◆ **REQUIREMENTS**:
In the entries below, how many lines hold the string "this"? Give only the number.

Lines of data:
* Begin *

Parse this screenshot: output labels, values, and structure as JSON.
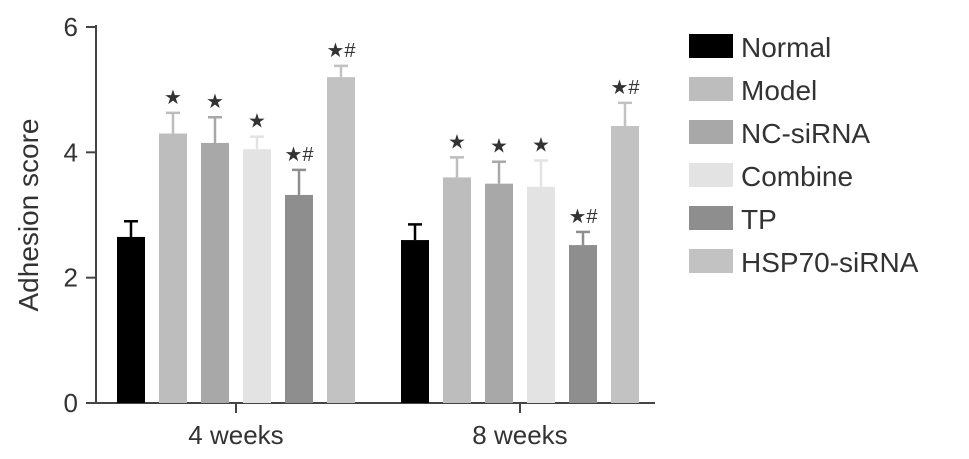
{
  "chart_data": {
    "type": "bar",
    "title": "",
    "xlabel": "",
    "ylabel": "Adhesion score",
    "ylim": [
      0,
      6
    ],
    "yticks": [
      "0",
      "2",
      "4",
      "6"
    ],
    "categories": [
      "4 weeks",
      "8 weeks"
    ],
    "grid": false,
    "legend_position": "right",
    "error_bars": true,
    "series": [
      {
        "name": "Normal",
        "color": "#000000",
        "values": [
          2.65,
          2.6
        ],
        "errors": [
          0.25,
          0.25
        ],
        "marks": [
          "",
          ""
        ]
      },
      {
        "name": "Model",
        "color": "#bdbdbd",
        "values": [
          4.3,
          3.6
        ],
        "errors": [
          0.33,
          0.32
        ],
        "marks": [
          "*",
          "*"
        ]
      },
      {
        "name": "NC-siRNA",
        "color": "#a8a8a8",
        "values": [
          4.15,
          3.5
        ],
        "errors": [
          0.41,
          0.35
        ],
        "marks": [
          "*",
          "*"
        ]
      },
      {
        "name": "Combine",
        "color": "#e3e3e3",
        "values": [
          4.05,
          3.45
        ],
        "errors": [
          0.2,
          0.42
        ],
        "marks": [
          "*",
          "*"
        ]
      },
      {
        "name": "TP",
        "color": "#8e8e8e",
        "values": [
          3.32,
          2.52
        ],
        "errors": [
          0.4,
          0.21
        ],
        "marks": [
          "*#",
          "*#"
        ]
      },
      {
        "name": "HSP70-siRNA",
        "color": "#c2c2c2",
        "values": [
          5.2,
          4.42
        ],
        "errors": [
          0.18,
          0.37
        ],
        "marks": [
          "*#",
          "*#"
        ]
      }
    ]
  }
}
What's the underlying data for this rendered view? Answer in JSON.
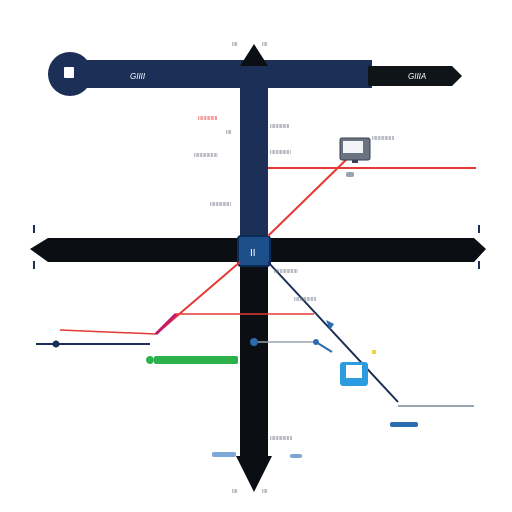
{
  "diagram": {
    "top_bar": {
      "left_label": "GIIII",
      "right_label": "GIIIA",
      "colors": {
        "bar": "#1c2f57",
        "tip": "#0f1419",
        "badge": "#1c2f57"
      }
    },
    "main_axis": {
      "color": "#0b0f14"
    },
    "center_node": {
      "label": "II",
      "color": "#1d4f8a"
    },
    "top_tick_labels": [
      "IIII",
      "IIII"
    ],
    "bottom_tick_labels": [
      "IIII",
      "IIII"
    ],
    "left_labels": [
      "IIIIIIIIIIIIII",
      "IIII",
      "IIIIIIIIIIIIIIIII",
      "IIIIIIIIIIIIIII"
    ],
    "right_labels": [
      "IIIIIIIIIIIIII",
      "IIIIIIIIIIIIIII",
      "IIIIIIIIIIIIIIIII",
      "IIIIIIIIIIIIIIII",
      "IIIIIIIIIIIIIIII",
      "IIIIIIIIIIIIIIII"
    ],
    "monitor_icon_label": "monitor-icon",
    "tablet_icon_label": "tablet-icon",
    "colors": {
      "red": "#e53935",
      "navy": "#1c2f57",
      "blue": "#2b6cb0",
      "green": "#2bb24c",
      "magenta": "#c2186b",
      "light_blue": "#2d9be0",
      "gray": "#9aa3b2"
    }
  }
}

* End *
* Begin *

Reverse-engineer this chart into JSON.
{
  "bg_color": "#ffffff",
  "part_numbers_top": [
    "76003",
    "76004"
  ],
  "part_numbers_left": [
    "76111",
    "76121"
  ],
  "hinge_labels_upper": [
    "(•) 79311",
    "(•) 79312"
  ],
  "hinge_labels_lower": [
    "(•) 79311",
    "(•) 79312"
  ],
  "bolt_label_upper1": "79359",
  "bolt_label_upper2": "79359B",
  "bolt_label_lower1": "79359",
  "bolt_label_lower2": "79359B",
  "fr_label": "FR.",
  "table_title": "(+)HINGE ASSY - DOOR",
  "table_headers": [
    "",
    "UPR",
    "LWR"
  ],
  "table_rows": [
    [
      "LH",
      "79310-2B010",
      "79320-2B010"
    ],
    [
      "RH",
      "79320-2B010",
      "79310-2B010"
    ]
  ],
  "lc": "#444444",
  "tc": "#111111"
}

* End *
* Begin *

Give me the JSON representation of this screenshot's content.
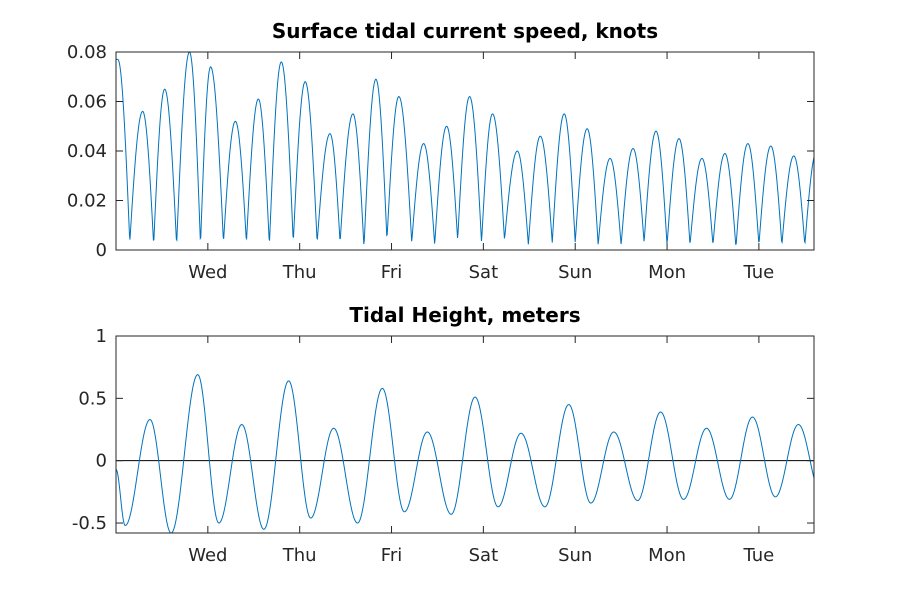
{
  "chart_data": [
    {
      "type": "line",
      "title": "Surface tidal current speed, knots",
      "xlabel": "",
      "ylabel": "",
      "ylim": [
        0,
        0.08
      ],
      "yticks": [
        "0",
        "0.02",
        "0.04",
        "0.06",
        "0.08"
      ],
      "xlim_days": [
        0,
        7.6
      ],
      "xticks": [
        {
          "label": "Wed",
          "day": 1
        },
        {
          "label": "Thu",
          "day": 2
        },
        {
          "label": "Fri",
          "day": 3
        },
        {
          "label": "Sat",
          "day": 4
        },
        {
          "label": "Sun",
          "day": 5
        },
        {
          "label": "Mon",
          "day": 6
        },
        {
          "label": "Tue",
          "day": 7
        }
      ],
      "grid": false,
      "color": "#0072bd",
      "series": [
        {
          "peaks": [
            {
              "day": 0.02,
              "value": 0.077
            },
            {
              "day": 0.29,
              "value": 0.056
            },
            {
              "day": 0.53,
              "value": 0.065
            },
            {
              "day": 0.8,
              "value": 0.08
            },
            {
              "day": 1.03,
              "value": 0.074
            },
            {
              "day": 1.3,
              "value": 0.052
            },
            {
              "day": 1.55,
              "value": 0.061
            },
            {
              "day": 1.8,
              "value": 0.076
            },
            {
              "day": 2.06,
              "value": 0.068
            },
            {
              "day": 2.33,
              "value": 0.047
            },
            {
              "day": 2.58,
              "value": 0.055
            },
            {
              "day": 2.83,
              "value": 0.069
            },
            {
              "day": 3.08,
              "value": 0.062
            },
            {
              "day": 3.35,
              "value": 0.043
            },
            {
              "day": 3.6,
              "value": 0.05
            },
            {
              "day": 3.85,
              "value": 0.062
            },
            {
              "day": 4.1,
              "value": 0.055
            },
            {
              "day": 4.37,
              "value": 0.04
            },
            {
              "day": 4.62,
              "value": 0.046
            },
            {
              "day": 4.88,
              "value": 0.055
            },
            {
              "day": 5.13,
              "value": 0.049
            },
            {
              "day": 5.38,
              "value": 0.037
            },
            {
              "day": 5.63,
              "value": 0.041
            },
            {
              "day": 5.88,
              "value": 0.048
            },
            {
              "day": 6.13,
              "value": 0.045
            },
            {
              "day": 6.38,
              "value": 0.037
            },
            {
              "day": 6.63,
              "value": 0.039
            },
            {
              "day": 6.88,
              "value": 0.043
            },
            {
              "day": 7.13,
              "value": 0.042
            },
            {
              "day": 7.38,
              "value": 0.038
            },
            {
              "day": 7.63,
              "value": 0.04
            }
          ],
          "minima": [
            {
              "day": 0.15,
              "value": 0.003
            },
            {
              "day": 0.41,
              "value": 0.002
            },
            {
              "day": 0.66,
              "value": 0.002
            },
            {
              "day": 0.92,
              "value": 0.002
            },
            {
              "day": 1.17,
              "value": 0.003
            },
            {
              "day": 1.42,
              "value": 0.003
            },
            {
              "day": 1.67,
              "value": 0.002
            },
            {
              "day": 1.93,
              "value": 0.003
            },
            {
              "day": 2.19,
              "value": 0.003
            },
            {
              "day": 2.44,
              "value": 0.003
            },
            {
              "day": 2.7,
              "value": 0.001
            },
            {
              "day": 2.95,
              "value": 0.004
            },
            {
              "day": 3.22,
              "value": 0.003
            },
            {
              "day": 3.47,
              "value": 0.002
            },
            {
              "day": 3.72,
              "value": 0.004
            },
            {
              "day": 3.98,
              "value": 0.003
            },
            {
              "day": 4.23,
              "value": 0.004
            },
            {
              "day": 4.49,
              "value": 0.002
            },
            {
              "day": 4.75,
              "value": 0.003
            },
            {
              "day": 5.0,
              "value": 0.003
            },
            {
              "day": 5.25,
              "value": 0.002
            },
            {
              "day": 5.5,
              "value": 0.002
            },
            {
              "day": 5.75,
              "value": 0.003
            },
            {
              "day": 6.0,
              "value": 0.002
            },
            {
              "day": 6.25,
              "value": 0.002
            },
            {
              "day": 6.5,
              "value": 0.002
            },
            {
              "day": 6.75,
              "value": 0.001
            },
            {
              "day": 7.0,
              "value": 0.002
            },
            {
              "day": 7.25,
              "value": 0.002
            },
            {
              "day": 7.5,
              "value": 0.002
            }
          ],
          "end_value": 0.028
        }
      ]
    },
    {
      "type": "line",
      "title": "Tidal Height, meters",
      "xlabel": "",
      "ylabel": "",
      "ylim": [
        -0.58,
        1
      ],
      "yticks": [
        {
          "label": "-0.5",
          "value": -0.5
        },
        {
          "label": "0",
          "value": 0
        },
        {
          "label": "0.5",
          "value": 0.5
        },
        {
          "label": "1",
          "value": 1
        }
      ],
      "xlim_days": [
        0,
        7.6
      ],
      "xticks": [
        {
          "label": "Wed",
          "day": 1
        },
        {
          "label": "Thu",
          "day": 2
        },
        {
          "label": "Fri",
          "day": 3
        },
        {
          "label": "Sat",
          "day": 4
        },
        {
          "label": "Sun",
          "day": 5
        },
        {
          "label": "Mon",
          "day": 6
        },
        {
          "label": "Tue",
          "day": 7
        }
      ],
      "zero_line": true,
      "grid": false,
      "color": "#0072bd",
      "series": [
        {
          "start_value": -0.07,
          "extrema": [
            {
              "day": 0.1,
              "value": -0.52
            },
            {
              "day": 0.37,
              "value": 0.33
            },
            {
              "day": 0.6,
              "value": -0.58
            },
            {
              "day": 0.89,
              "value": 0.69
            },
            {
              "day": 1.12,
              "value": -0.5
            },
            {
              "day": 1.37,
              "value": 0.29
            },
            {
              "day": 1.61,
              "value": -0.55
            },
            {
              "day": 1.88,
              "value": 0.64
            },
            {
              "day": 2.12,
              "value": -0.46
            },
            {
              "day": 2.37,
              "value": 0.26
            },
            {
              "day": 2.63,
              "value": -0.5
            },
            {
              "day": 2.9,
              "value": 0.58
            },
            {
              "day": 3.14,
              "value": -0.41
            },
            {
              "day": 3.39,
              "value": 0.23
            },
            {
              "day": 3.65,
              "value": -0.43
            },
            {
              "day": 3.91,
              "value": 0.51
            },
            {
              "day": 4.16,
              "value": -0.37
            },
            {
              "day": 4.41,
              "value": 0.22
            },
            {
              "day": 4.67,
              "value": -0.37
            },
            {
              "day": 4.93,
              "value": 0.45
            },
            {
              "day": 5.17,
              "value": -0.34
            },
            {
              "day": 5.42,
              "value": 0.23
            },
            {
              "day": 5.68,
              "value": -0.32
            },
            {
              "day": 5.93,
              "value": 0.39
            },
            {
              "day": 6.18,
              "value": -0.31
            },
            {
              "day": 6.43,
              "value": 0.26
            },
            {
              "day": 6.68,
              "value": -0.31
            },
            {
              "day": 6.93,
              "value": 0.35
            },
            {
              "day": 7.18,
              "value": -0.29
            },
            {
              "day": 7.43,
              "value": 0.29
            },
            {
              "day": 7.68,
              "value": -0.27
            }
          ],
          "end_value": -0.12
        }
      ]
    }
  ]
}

* End *

◆ **FULL RESPONSE**:
4